Work to do » Reproduce the listing below character for character; drop every image.

Data records
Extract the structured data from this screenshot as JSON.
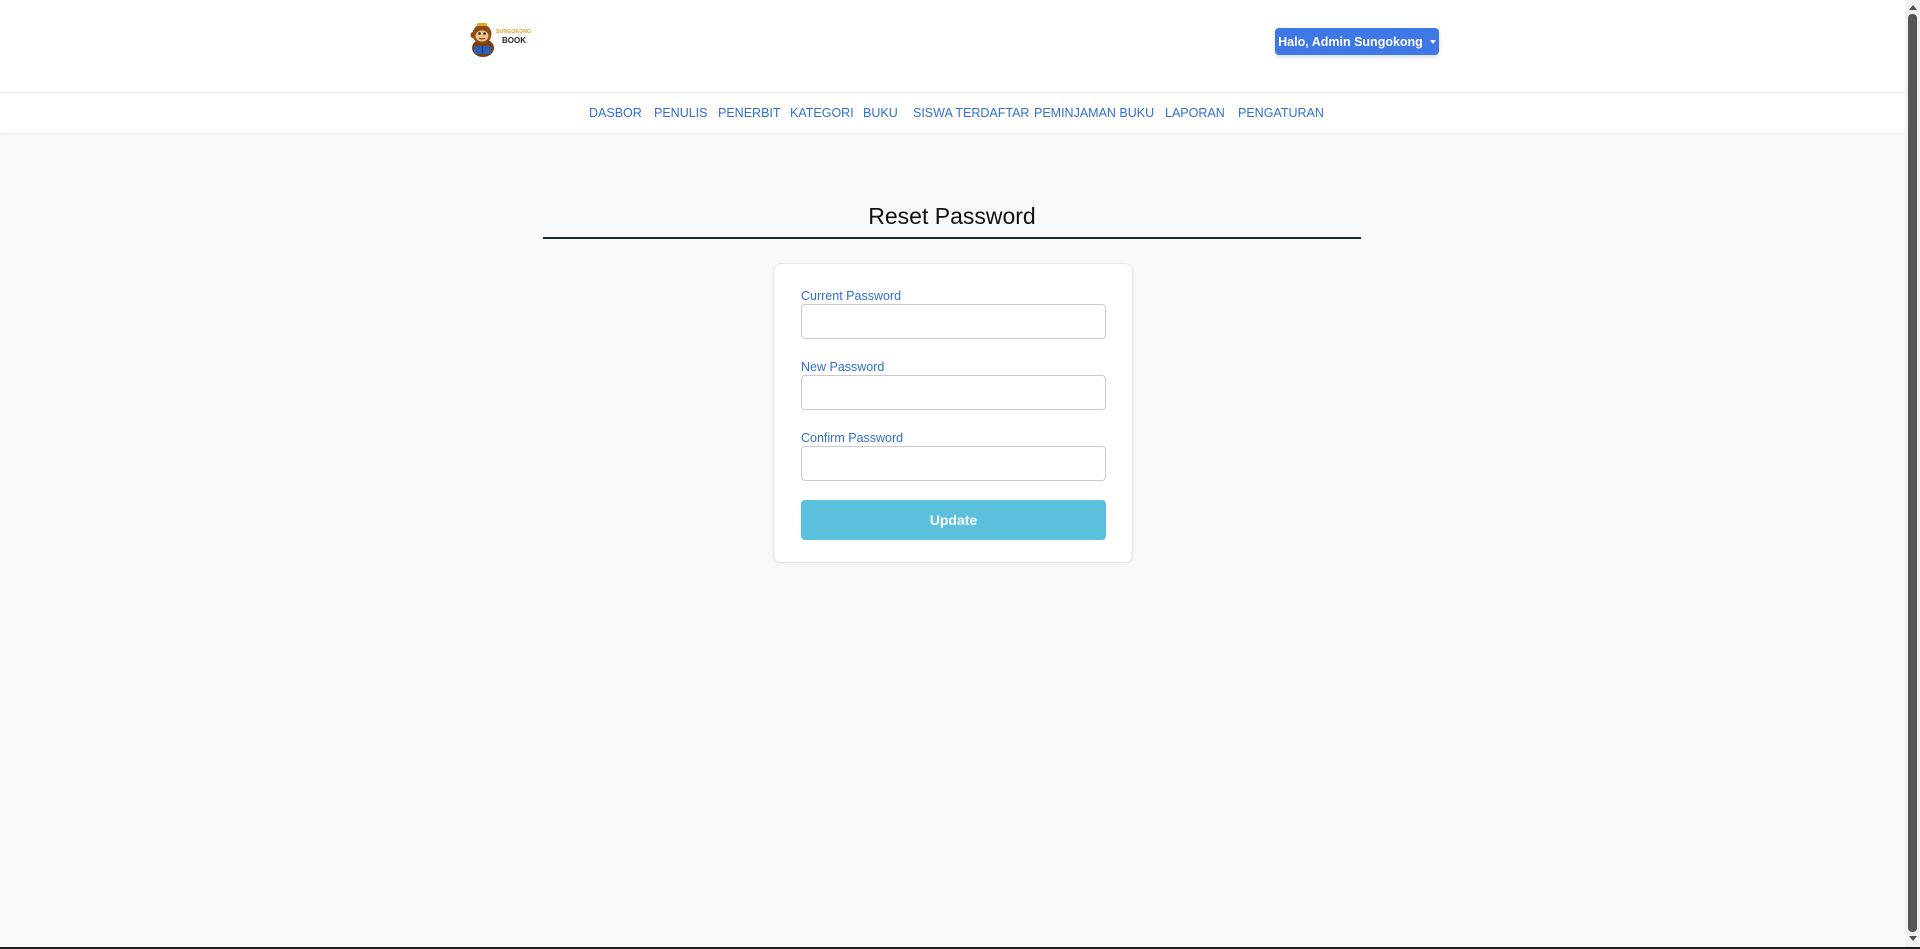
{
  "brand": {
    "logo_top": "SUNGOKONG",
    "logo_bottom": "BOOK"
  },
  "header": {
    "user_menu_label": "Halo, Admin Sungokong"
  },
  "nav": {
    "items": [
      {
        "label": "DASBOR"
      },
      {
        "label": "PENULIS"
      },
      {
        "label": "PENERBIT"
      },
      {
        "label": "KATEGORI"
      },
      {
        "label": "BUKU"
      },
      {
        "label": "SISWA TERDAFTAR"
      },
      {
        "label": "PEMINJAMAN BUKU"
      },
      {
        "label": "LAPORAN"
      },
      {
        "label": "PENGATURAN"
      }
    ]
  },
  "page": {
    "title": "Reset Password"
  },
  "form": {
    "current_password": {
      "label": "Current Password",
      "value": ""
    },
    "new_password": {
      "label": "New Password",
      "value": ""
    },
    "confirm_password": {
      "label": "Confirm Password",
      "value": ""
    },
    "submit_label": "Update"
  },
  "colors": {
    "accent": "#3f78e5",
    "nav_link": "#2f6fd6",
    "update_button": "#5bc0de",
    "title_rule": "#1b2636",
    "page_background": "#f8f9fb"
  },
  "icons": {
    "logo": "monkey-reading-book-logo",
    "dropdown": "caret-down-icon"
  }
}
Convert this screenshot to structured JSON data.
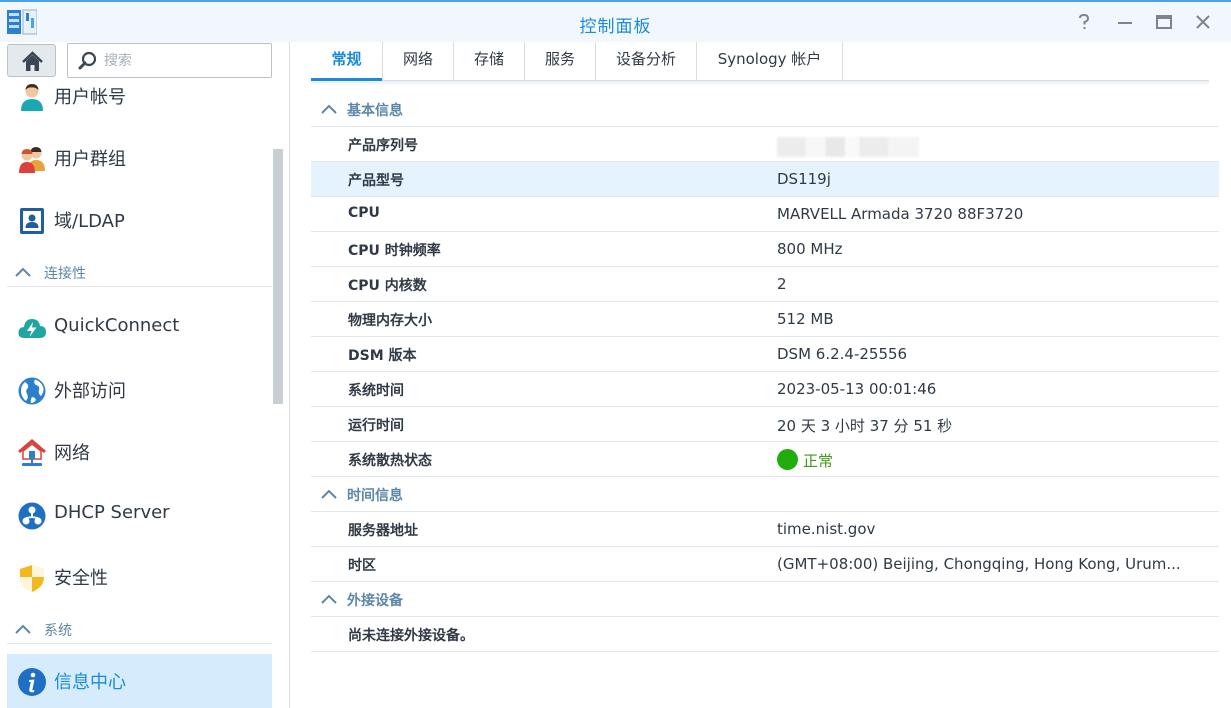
{
  "window": {
    "title": "控制面板",
    "controls": [
      "help-icon",
      "minimize-icon",
      "maximize-icon",
      "close-icon"
    ]
  },
  "sidebar": {
    "search_placeholder": "搜索",
    "items": [
      {
        "label": "用户帐号",
        "icon": "user-icon"
      },
      {
        "label": "用户群组",
        "icon": "user-group-icon"
      },
      {
        "label": "域/LDAP",
        "icon": "domain-ldap-icon"
      },
      {
        "label": "QuickConnect",
        "icon": "quickconnect-icon"
      },
      {
        "label": "外部访问",
        "icon": "globe-icon"
      },
      {
        "label": "网络",
        "icon": "network-house-icon"
      },
      {
        "label": "DHCP Server",
        "icon": "dhcp-icon"
      },
      {
        "label": "安全性",
        "icon": "shield-icon"
      },
      {
        "label": "信息中心",
        "icon": "info-icon",
        "active": true
      }
    ],
    "sections": {
      "connectivity": "连接性",
      "system": "系统"
    }
  },
  "tabs": [
    {
      "label": "常规",
      "active": true
    },
    {
      "label": "网络"
    },
    {
      "label": "存储"
    },
    {
      "label": "服务"
    },
    {
      "label": "设备分析"
    },
    {
      "label": "Synology 帐户"
    }
  ],
  "info": {
    "basic": {
      "title": "基本信息",
      "rows": [
        {
          "key": "产品序列号",
          "value": ""
        },
        {
          "key": "产品型号",
          "value": "DS119j"
        },
        {
          "key": "CPU",
          "value": "MARVELL Armada 3720 88F3720"
        },
        {
          "key": "CPU 时钟频率",
          "value": "800 MHz"
        },
        {
          "key": "CPU 内核数",
          "value": "2"
        },
        {
          "key": "物理内存大小",
          "value": "512 MB"
        },
        {
          "key": "DSM 版本",
          "value": "DSM 6.2.4-25556"
        },
        {
          "key": "系统时间",
          "value": "2023-05-13 00:01:46"
        },
        {
          "key": "运行时间",
          "value": "20 天 3 小时 37 分 51 秒"
        },
        {
          "key": "系统散热状态",
          "value": "正常"
        }
      ]
    },
    "time": {
      "title": "时间信息",
      "rows": [
        {
          "key": "服务器地址",
          "value": "time.nist.gov"
        },
        {
          "key": "时区",
          "value": "(GMT+08:00) Beijing, Chongqing, Hong Kong, Urum..."
        }
      ]
    },
    "external": {
      "title": "外接设备",
      "rows": [
        {
          "key": "尚未连接外接设备。"
        }
      ]
    }
  },
  "colors": {
    "accent": "#1a8bd9",
    "status_ok": "#21ad0d",
    "section_text": "#5d87a8",
    "highlight_row": "#e4f3fd"
  }
}
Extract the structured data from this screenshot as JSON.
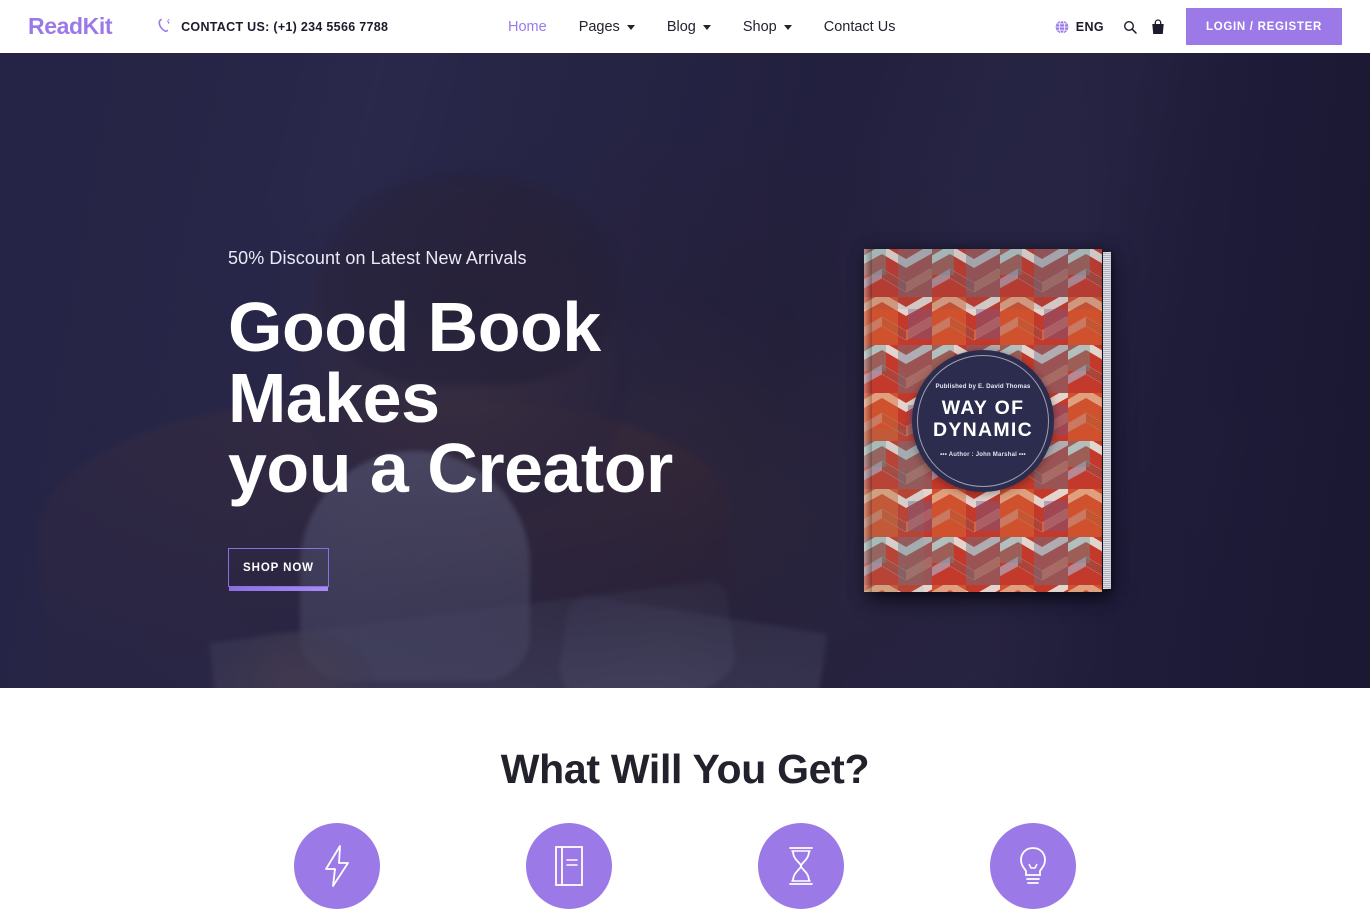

Task solution »
Extract the structured data from this screenshot as JSON.
{
  "brand": {
    "logo_top": "SUNGOKONG",
    "logo_bottom": "BOOK"
  },
  "header": {
    "user_menu_label": "Halo, Admin Sungokong"
  },
  "nav": {
    "items": [
      {
        "label": "DASBOR"
      },
      {
        "label": "PENULIS"
      },
      {
        "label": "PENERBIT"
      },
      {
        "label": "KATEGORI"
      },
      {
        "label": "BUKU"
      },
      {
        "label": "SISWA TERDAFTAR"
      },
      {
        "label": "PEMINJAMAN BUKU"
      },
      {
        "label": "LAPORAN"
      },
      {
        "label": "PENGATURAN"
      }
    ]
  },
  "page": {
    "title": "Reset Password"
  },
  "form": {
    "current_password": {
      "label": "Current Password",
      "value": ""
    },
    "new_password": {
      "label": "New Password",
      "value": ""
    },
    "confirm_password": {
      "label": "Confirm Password",
      "value": ""
    },
    "submit_label": "Update"
  },
  "colors": {
    "accent": "#3f78e5",
    "nav_link": "#2f6fd6",
    "update_button": "#5bc0de",
    "title_rule": "#1b2636",
    "page_background": "#f8f9fb"
  },
  "icons": {
    "logo": "monkey-reading-book-logo",
    "dropdown": "caret-down-icon"
  }
}
Convert this screenshot to structured JSON data.
{
  "window": {
    "title": "控制面板",
    "controls": [
      "help-icon",
      "minimize-icon",
      "maximize-icon",
      "close-icon"
    ]
  },
  "sidebar": {
    "search_placeholder": "搜索",
    "items": [
      {
        "label": "用户帐号",
        "icon": "user-icon"
      },
      {
        "label": "用户群组",
        "icon": "user-group-icon"
      },
      {
        "label": "域/LDAP",
        "icon": "domain-ldap-icon"
      },
      {
        "label": "QuickConnect",
        "icon": "quickconnect-icon"
      },
      {
        "label": "外部访问",
        "icon": "globe-icon"
      },
      {
        "label": "网络",
        "icon": "network-house-icon"
      },
      {
        "label": "DHCP Server",
        "icon": "dhcp-icon"
      },
      {
        "label": "安全性",
        "icon": "shield-icon"
      },
      {
        "label": "信息中心",
        "icon": "info-icon",
        "active": true
      }
    ],
    "sections": {
      "connectivity": "连接性",
      "system": "系统"
    }
  },
  "tabs": [
    {
      "label": "常规",
      "active": true
    },
    {
      "label": "网络"
    },
    {
      "label": "存储"
    },
    {
      "label": "服务"
    },
    {
      "label": "设备分析"
    },
    {
      "label": "Synology 帐户"
    }
  ],
  "info": {
    "basic": {
      "title": "基本信息",
      "rows": [
        {
          "key": "产品序列号",
          "value": ""
        },
        {
          "key": "产品型号",
          "value": "DS119j"
        },
        {
          "key": "CPU",
          "value": "MARVELL Armada 3720 88F3720"
        },
        {
          "key": "CPU 时钟频率",
          "value": "800 MHz"
        },
        {
          "key": "CPU 内核数",
          "value": "2"
        },
        {
          "key": "物理内存大小",
          "value": "512 MB"
        },
        {
          "key": "DSM 版本",
          "value": "DSM 6.2.4-25556"
        },
        {
          "key": "系统时间",
          "value": "2023-05-13 00:01:46"
        },
        {
          "key": "运行时间",
          "value": "20 天 3 小时 37 分 51 秒"
        },
        {
          "key": "系统散热状态",
          "value": "正常"
        }
      ]
    },
    "time": {
      "title": "时间信息",
      "rows": [
        {
          "key": "服务器地址",
          "value": "time.nist.gov"
        },
        {
          "key": "时区",
          "value": "(GMT+08:00) Beijing, Chongqing, Hong Kong, Urum..."
        }
      ]
    },
    "external": {
      "title": "外接设备",
      "rows": [
        {
          "key": "尚未连接外接设备。"
        }
      ]
    }
  },
  "colors": {
    "accent": "#1a8bd9",
    "status_ok": "#21ad0d",
    "section_text": "#5d87a8",
    "highlight_row": "#e4f3fd"
  }
}
Extract the structured data from this screenshot as JSON.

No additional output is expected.